**INSTRUCTIONS FOR THE TASK:**
Drop every picture and give the entries back exactly.

----

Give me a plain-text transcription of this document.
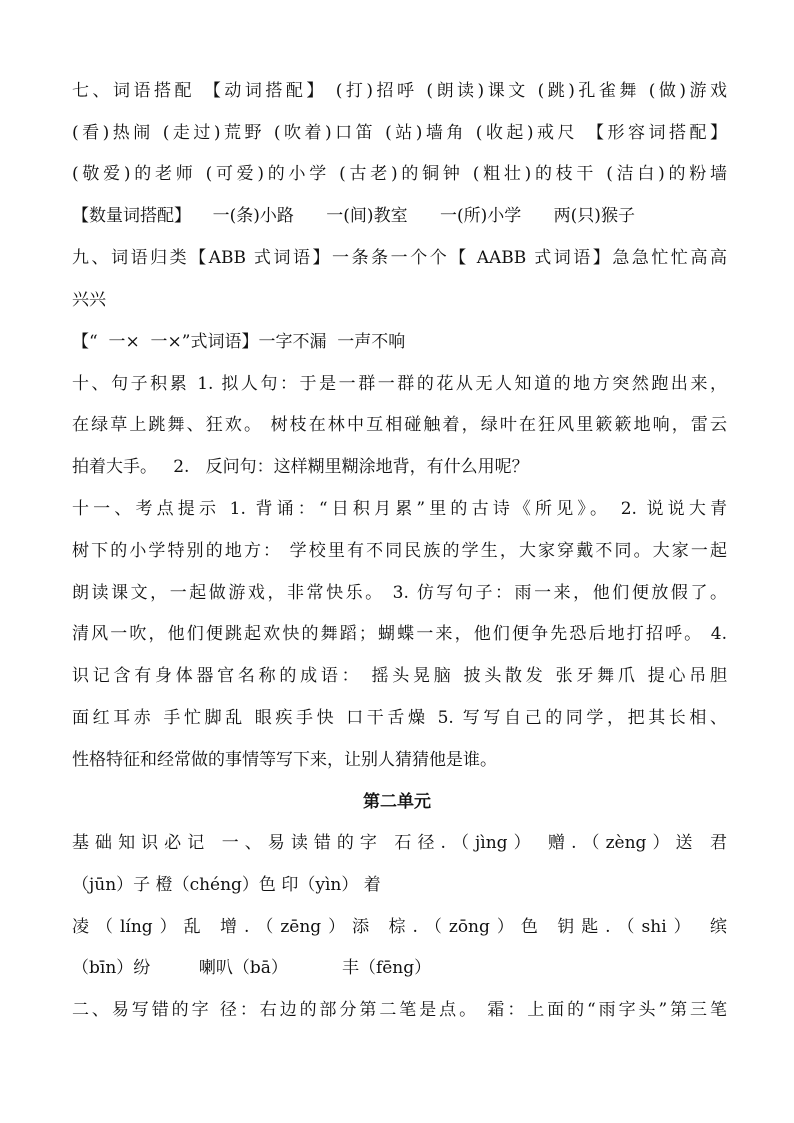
七、词语搭配 【动词搭配】 (打)招呼 (朗读)课文 (跳)孔雀舞 (做)游戏
(看)热闹 (走过)荒野 (吹着)口笛 (站)墙角 (收起)戒尺 【形容词搭配】
(敬爱)的老师 (可爱)的小学 (古老)的铜钟 (粗壮)的枝干 (洁白)的粉墙
【数量词搭配】    一(条)小路      一(间)教室      一(所)小学      两(只)猴子
九、词语归类【ABB 式词语】一条条一个个【 AABB 式词语】急急忙忙高高
兴兴
【“  一×  一×”式词语】一字不漏  一声不响
十、句子积累 1. 拟人句：于是一群一群的花从无人知道的地方突然跑出来，
在绿草上跳舞、狂欢。 树枝在林中互相碰触着，绿叶在狂风里簌簌地响，雷云
拍着大手。   2.   反问句：这样糊里糊涂地背，有什么用呢？
十一、考点提示 1. 背诵：“日积月累”里的古诗《所见》。 2. 说说大青
树下的小学特别的地方： 学校里有不同民族的学生，大家穿戴不同。大家一起
朗读课文，一起做游戏，非常快乐。 3. 仿写句子：雨一来，他们便放假了。
清风一吹，他们便跳起欢快的舞蹈；蝴蝶一来，他们便争先恐后地打招呼。 4.
识记含有身体器官名称的成语： 摇头晃脑 披头散发 张牙舞爪 提心吊胆
面红耳赤 手忙脚乱 眼疾手快 口干舌燥 5. 写写自己的同学，把其长相、
性格特征和经常做的事情等写下来，让别人猜猜他是谁。
第二单元
基础知识必记 一、易读错的字 石径.（jìng） 赠.（zèng）送 君
（jūn）子 橙（chéng）色 印（yìn） 着
凌（líng）乱 增.（zēng）添 棕.（zōng）色 钥匙.（shi） 缤
（bīn）纷         喇叭（bā）          丰（fēng）
二、易写错的字 径：右边的部分第二笔是点。 霜：上面的“雨字头”第三笔
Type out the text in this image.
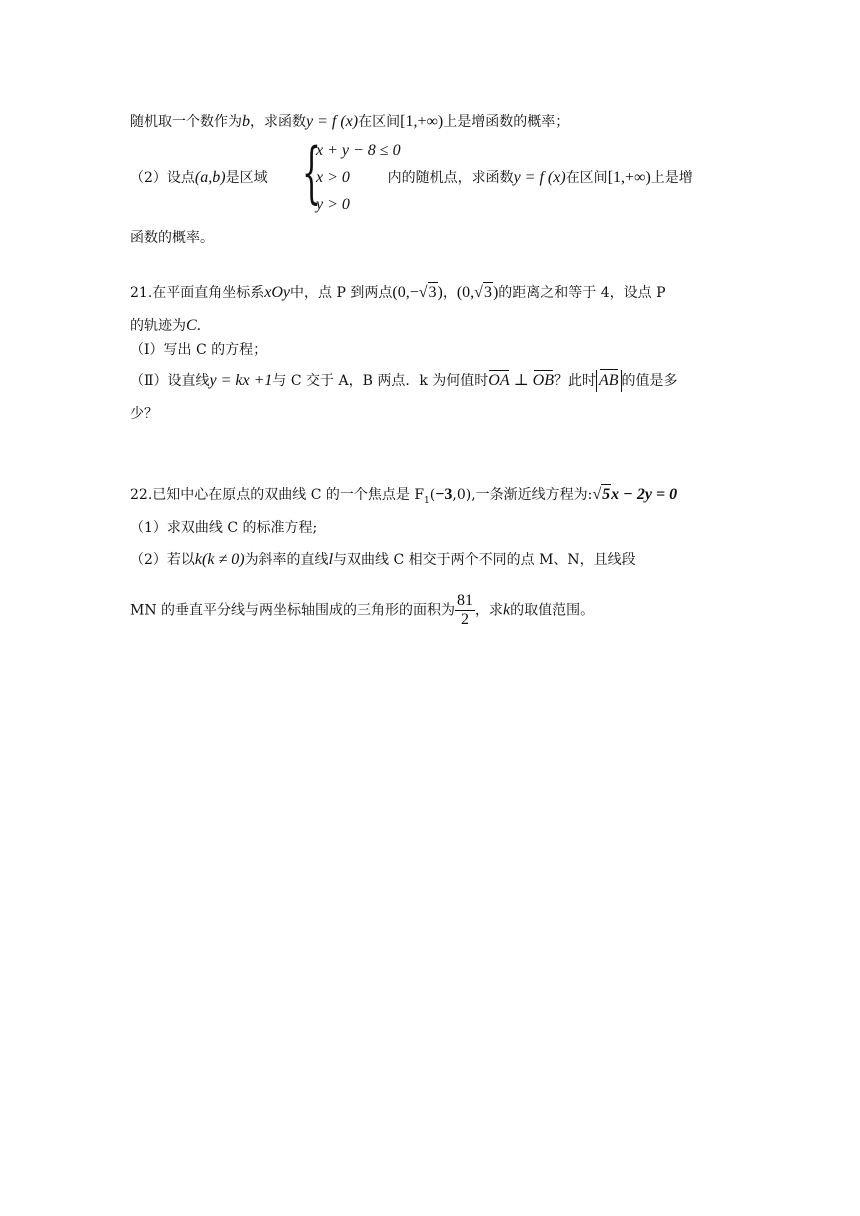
随机取一个数作为b，求函数y = f (x)在区间[1,+∞)上是增函数的概率；
（2）设点(a,b)是区域	内的随机点，求函数y = f (x)在区间[1,+∞)上是增
{
x + y − 8 ≤ 0
x > 0
y > 0
函数的概率。
21.在平面直角坐标系xOy中，点 P 到两点(0,−√3)，(0,√3)的距离之和等于 4，设点 P
的轨迹为C.
（Ⅰ）写出 C 的方程；
（Ⅱ）设直线y = kx +1与 C 交于 A，B 两点．k 为何值时OA ⊥ OB？此时 AB 的值是多
少？
22.已知中心在原点的双曲线 C 的一个焦点是 $F_1(-3,0)$,一条渐近线方程为:√5x − 2y = 0
（1）求双曲线 C 的标准方程;
（2）若以k(k ≠ 0)为斜率的直线l与双曲线 C 相交于两个不同的点 M、N，且线段
MN 的垂直平分线与两坐标轴围成的三角形的面积为 $\frac{81}{2}$ ，求k的取值范围。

----

**RESPONSE TO THE TASK:**
Give me a plain-text transcription of this document.
七、词语搭配 【动词搭配】 (打)招呼 (朗读)课文 (跳)孔雀舞 (做)游戏
(看)热闹 (走过)荒野 (吹着)口笛 (站)墙角 (收起)戒尺 【形容词搭配】
(敬爱)的老师 (可爱)的小学 (古老)的铜钟 (粗壮)的枝干 (洁白)的粉墙
【数量词搭配】    一(条)小路      一(间)教室      一(所)小学      两(只)猴子
九、词语归类【ABB 式词语】一条条一个个【 AABB 式词语】急急忙忙高高
兴兴
【“  一×  一×”式词语】一字不漏  一声不响
十、句子积累 1. 拟人句：于是一群一群的花从无人知道的地方突然跑出来，
在绿草上跳舞、狂欢。 树枝在林中互相碰触着，绿叶在狂风里簌簌地响，雷云
拍着大手。   2.   反问句：这样糊里糊涂地背，有什么用呢？
十一、考点提示 1. 背诵：“日积月累”里的古诗《所见》。 2. 说说大青
树下的小学特别的地方： 学校里有不同民族的学生，大家穿戴不同。大家一起
朗读课文，一起做游戏，非常快乐。 3. 仿写句子：雨一来，他们便放假了。
清风一吹，他们便跳起欢快的舞蹈；蝴蝶一来，他们便争先恐后地打招呼。 4.
识记含有身体器官名称的成语： 摇头晃脑 披头散发 张牙舞爪 提心吊胆
面红耳赤 手忙脚乱 眼疾手快 口干舌燥 5. 写写自己的同学，把其长相、
性格特征和经常做的事情等写下来，让别人猜猜他是谁。
第二单元
基础知识必记 一、易读错的字 石径.（jìng） 赠.（zèng）送 君
（jūn）子 橙（chéng）色 印（yìn） 着
凌（líng）乱 增.（zēng）添 棕.（zōng）色 钥匙.（shi） 缤
（bīn）纷         喇叭（bā）          丰（fēng）
二、易写错的字 径：右边的部分第二笔是点。 霜：上面的“雨字头”第三笔
Type out the text in this image.
随机取一个数作为b，求函数y = f (x)在区间[1,+∞)上是增函数的概率；
（2）设点(a,b)是区域	内的随机点，求函数y = f (x)在区间[1,+∞)上是增
{
x + y − 8 ≤ 0
x > 0
y > 0
函数的概率。
21.在平面直角坐标系xOy中，点 P 到两点(0,−√3)，(0,√3)的距离之和等于 4，设点 P
的轨迹为C.
（Ⅰ）写出 C 的方程；
（Ⅱ）设直线y = kx +1与 C 交于 A，B 两点．k 为何值时OA ⊥ OB？此时 AB 的值是多
少？
22.已知中心在原点的双曲线 C 的一个焦点是 $F_1(-3,0)$,一条渐近线方程为:√5x − 2y = 0
（1）求双曲线 C 的标准方程;
（2）若以k(k ≠ 0)为斜率的直线l与双曲线 C 相交于两个不同的点 M、N，且线段
MN 的垂直平分线与两坐标轴围成的三角形的面积为 $\frac{81}{2}$ ，求k的取值范围。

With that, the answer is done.